(A block of data)
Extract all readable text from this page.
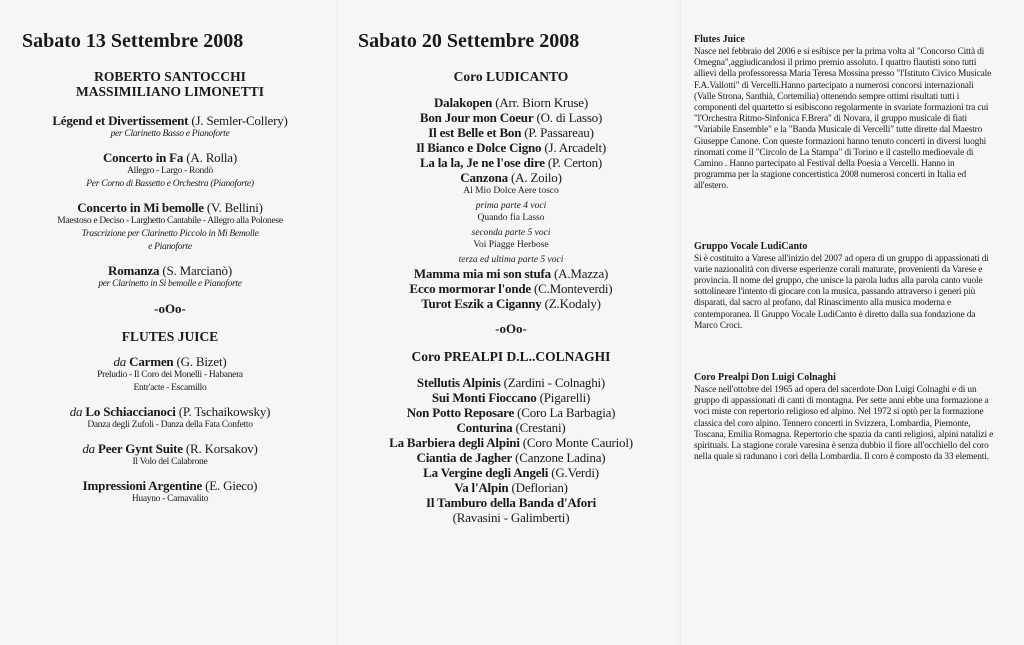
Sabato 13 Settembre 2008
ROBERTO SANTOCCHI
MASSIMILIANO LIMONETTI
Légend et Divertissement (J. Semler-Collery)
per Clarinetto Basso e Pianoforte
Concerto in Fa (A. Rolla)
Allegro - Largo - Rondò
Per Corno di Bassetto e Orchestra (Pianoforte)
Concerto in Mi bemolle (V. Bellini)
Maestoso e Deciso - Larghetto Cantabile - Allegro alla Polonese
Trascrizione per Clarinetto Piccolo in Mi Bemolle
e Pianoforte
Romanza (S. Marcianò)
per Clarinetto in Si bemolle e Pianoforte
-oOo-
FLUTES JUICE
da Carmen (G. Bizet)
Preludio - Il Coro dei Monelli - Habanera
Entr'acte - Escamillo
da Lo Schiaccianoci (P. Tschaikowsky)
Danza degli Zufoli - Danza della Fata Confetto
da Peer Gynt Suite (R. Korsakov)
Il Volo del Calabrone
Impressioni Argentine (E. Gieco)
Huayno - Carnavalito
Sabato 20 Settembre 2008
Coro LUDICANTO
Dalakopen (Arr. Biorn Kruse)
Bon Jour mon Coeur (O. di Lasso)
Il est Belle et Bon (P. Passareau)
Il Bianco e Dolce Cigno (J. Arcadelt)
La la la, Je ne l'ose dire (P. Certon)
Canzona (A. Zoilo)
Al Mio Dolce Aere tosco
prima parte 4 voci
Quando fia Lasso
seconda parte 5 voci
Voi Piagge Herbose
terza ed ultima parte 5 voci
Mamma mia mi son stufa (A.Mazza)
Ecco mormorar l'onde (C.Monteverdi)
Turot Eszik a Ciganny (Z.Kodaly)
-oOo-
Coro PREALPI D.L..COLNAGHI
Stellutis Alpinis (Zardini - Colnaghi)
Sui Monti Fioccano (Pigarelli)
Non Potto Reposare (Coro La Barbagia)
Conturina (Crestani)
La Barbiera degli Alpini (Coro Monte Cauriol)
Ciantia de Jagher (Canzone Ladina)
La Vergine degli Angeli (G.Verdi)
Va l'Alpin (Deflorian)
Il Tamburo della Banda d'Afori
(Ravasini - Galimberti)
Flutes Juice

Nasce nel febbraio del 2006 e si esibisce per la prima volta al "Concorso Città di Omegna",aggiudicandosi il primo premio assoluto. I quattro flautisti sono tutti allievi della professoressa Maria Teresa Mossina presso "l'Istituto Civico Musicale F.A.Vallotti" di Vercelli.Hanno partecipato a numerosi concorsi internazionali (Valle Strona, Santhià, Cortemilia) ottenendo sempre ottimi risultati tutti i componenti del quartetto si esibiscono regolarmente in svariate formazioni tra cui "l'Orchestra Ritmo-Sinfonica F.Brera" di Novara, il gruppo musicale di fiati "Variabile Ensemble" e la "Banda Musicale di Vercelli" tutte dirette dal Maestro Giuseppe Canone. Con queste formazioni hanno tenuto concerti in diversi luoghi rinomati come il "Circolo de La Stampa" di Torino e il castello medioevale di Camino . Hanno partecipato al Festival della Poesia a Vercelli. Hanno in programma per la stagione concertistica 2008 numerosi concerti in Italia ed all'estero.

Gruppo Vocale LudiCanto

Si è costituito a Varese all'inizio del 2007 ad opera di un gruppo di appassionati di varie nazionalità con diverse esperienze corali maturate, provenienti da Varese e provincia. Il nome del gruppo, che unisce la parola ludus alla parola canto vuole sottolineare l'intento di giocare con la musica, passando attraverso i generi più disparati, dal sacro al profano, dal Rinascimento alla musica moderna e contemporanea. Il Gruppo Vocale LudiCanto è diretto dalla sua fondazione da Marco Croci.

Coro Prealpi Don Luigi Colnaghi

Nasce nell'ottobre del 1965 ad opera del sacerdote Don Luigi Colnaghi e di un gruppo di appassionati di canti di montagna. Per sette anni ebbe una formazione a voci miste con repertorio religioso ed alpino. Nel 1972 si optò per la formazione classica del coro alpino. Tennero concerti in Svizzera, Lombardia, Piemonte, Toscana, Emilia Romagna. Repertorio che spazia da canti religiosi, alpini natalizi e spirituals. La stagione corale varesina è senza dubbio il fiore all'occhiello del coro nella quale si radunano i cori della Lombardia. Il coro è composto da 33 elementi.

→ **PROBLEM TO SOLVE**
Identify each line of the material where the word "Clarinetto" shows up, and copy it.

→ **COMPLETED TASK**
per Clarinetto Basso e Pianoforte
Trascrizione per Clarinetto Piccolo in Mi Bemolle
per Clarinetto in Si bemolle e Pianoforte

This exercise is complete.